Task inputs:
• • •

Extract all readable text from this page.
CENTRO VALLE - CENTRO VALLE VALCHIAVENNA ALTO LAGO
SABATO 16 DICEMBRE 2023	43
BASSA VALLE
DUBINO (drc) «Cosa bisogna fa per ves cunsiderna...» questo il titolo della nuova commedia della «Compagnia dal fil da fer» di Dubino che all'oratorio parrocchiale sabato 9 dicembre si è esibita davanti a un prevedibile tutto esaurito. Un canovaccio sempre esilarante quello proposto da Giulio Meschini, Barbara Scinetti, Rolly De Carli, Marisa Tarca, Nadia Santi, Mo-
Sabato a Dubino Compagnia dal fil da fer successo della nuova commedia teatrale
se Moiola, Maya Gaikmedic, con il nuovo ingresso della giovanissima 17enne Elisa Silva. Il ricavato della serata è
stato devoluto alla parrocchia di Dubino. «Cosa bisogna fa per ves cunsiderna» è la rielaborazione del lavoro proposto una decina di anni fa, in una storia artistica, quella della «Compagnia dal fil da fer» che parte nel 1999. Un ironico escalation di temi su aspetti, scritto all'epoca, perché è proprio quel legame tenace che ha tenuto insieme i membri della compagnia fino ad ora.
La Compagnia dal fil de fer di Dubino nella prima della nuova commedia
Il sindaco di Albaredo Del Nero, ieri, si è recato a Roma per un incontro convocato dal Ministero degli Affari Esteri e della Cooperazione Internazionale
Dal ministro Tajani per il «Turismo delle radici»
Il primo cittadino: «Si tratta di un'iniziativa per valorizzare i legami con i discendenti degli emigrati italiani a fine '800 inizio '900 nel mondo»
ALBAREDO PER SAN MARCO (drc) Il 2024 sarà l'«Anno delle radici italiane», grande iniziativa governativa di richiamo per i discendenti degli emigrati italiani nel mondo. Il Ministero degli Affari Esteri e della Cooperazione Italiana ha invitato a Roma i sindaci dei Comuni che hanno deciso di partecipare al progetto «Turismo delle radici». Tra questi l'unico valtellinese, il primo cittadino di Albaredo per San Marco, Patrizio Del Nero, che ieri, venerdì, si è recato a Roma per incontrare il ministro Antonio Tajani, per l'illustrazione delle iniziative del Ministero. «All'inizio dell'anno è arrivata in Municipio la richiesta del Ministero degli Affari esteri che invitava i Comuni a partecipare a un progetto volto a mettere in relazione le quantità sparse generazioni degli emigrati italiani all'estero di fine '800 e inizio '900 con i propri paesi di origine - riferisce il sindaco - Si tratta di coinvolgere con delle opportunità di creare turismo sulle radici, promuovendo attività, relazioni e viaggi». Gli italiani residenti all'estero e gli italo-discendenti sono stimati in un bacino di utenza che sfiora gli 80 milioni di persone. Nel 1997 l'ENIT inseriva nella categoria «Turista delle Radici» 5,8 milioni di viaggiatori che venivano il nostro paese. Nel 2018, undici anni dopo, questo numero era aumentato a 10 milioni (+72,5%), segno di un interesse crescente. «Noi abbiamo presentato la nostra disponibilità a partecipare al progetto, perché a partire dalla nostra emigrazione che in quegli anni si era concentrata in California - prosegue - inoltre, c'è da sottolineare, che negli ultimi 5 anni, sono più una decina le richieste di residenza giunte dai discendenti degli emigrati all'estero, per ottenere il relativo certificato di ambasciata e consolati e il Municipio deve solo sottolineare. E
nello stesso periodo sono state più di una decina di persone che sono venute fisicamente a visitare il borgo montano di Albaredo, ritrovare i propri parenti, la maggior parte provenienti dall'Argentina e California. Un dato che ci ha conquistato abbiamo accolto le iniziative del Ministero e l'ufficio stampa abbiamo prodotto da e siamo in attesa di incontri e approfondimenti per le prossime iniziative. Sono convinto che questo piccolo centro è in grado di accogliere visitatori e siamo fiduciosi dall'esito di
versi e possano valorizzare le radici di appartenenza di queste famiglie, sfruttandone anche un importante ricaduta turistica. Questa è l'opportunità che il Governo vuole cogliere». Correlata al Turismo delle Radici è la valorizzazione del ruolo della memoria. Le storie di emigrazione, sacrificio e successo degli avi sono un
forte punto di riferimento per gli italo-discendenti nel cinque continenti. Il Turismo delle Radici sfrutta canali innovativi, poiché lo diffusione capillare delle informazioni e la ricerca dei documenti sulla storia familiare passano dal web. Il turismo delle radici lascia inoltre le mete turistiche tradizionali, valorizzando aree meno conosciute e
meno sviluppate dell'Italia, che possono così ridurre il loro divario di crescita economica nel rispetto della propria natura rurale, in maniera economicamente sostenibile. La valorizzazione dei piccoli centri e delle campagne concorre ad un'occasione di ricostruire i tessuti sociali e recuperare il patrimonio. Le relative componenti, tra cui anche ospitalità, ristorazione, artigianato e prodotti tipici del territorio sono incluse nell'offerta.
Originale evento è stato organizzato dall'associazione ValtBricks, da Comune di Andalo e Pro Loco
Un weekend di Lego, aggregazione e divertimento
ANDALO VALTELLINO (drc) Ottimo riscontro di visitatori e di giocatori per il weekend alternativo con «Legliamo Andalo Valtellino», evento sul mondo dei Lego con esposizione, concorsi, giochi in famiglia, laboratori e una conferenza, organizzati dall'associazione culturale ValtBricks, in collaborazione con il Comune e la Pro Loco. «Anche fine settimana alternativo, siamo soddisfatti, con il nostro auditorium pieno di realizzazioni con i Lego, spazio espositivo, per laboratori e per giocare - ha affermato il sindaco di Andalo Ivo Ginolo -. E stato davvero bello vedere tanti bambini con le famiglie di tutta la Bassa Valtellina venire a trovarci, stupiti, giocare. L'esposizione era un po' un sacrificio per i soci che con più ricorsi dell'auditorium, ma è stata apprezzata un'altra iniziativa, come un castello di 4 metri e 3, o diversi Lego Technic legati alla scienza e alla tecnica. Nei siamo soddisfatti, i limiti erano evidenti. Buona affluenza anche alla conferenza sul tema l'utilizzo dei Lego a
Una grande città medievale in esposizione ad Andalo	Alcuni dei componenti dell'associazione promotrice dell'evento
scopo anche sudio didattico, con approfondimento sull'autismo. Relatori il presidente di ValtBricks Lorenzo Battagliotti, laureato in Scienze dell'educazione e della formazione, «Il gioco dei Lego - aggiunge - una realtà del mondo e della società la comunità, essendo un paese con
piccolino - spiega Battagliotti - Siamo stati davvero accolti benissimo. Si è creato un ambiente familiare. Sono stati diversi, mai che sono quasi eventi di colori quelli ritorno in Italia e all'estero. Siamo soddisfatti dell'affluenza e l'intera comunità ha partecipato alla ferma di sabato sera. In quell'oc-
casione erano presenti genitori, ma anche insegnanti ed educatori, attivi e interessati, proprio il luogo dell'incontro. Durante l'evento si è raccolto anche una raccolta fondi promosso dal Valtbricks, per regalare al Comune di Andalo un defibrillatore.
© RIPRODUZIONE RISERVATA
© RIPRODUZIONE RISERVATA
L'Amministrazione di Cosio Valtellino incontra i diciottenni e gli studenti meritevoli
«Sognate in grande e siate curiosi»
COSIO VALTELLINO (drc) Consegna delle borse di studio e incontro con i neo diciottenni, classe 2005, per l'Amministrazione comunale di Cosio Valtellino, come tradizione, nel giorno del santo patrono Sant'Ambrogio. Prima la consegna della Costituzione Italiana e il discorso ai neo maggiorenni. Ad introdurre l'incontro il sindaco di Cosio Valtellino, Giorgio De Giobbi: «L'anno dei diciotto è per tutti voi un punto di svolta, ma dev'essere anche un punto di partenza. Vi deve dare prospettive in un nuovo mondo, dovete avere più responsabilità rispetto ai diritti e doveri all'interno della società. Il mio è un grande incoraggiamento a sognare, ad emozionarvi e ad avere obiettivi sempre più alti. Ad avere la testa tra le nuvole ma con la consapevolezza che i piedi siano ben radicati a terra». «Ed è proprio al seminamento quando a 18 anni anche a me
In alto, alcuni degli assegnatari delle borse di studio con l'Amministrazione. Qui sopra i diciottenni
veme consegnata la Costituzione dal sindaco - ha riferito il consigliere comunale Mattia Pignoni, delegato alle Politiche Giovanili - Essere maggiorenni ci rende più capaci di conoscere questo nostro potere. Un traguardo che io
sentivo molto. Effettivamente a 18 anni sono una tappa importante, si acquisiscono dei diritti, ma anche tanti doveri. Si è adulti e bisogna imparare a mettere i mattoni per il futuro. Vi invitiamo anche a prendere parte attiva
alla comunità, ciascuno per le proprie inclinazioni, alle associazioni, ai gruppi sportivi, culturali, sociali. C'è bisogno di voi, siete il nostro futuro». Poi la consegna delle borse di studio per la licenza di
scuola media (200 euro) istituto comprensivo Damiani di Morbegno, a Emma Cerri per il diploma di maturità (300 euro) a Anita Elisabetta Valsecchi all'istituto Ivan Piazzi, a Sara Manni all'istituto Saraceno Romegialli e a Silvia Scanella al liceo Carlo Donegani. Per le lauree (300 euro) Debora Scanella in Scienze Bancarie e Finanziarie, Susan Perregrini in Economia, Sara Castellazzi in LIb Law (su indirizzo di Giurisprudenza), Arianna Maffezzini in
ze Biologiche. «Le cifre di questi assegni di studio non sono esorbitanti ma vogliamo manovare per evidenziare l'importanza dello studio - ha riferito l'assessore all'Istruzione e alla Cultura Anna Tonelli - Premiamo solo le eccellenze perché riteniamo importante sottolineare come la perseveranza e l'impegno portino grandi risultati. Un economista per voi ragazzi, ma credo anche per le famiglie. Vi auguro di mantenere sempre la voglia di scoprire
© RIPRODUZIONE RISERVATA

• • •

The request: Within the listing above, find every line containing the string "VALLE" and return it.

The answer:
CENTRO VALLE - CENTRO VALLE VALCHIAVENNA ALTO LAGO
BASSA VALLE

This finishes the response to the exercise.